── Dataset entries ──
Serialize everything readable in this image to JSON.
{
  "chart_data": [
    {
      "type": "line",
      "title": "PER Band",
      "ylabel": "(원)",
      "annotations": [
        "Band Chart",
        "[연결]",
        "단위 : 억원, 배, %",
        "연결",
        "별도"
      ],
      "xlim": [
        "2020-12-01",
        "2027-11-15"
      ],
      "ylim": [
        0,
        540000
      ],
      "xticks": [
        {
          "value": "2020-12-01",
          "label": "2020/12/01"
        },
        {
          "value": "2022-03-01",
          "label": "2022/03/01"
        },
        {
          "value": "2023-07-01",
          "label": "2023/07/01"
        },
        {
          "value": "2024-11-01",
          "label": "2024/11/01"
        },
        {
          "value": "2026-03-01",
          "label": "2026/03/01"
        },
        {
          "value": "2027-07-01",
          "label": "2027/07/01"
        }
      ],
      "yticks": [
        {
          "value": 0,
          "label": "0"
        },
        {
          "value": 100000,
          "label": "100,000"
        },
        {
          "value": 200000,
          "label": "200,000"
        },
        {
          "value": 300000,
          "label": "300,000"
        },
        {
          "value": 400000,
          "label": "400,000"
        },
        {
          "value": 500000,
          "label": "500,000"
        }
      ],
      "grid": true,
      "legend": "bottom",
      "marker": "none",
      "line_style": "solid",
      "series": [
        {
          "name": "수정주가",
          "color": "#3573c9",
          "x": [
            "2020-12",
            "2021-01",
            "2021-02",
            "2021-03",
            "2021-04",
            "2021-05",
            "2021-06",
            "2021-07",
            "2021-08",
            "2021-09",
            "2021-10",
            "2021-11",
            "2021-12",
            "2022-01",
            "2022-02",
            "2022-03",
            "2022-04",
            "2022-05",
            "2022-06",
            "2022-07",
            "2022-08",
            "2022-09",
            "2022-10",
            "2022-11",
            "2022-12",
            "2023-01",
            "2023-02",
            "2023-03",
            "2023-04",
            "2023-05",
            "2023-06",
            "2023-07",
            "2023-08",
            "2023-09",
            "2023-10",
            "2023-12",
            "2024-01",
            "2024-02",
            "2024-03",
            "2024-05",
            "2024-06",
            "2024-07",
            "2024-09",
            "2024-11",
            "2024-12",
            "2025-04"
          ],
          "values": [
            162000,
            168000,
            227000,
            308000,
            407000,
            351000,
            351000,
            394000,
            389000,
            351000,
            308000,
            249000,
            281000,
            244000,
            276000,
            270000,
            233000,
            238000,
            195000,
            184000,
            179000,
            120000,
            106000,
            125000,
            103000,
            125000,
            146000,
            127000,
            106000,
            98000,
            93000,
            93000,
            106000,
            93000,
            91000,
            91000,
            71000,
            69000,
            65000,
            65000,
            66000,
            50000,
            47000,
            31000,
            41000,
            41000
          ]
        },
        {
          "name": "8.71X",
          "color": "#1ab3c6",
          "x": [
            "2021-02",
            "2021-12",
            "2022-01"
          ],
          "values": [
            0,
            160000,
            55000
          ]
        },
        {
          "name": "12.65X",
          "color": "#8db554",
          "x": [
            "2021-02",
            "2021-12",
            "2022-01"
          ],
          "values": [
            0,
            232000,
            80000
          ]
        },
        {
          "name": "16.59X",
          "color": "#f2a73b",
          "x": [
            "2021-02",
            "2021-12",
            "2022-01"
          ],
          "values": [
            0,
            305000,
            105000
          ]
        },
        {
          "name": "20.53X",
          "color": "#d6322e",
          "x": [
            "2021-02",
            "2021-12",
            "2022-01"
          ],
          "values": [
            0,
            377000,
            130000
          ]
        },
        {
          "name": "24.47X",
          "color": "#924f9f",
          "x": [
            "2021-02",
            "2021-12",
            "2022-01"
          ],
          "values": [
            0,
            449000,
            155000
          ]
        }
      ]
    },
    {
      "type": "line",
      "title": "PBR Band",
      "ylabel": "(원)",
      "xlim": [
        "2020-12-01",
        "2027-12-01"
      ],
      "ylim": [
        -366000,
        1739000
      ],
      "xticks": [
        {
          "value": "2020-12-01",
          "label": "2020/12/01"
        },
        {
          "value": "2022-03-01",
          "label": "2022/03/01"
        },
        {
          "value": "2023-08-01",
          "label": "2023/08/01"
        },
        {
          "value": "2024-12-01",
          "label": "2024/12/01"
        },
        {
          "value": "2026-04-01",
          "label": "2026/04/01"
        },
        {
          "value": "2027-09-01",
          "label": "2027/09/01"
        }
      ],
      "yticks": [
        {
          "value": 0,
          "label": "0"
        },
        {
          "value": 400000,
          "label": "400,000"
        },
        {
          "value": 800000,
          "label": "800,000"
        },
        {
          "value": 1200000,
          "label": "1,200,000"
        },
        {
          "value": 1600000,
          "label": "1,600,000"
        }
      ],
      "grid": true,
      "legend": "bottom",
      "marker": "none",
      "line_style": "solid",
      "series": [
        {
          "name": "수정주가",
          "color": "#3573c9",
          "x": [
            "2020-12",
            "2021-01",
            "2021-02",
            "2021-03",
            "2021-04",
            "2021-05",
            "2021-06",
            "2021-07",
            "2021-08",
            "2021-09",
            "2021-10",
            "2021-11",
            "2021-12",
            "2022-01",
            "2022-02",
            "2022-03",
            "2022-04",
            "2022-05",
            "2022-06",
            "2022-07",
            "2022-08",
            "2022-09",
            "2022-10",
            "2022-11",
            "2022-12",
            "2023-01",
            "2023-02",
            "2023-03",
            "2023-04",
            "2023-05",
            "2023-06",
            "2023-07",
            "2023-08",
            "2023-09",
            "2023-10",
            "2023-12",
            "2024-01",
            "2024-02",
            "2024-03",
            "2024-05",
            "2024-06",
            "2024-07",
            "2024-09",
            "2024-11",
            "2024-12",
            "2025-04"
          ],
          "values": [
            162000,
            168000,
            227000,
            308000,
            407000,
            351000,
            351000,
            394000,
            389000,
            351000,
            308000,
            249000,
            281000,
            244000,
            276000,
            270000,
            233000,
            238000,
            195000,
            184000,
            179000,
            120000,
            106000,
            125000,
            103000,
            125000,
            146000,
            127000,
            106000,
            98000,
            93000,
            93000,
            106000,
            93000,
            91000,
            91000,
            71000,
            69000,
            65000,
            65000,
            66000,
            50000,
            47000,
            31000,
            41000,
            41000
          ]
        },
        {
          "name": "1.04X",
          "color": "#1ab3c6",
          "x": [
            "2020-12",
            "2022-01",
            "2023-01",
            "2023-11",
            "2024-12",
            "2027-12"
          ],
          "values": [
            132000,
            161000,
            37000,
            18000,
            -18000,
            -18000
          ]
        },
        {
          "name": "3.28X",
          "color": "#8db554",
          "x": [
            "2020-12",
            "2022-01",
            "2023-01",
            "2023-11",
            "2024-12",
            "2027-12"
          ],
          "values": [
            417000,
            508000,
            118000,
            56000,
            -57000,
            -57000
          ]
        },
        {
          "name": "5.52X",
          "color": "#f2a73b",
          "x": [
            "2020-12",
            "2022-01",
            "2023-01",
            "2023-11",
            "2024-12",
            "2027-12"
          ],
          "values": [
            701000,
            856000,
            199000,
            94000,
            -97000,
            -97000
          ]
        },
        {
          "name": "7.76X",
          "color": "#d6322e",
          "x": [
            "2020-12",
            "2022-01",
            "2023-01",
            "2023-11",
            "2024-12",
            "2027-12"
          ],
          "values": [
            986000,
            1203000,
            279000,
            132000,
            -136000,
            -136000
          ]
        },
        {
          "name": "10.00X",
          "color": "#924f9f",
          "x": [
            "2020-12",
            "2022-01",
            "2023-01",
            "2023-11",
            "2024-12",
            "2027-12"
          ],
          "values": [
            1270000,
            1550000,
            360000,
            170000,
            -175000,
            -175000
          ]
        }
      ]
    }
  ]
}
───
Copy each line from the records above that includes the string "name".

          "name": "수정주가",
          "name": "8.71X",
          "name": "12.65X",
          "name": "16.59X",
          "name": "20.53X",
          "name": "24.47X",
          "name": "수정주가",
          "name": "1.04X",
          "name": "3.28X",
          "name": "5.52X",
          "name": "7.76X",
          "name": "10.00X",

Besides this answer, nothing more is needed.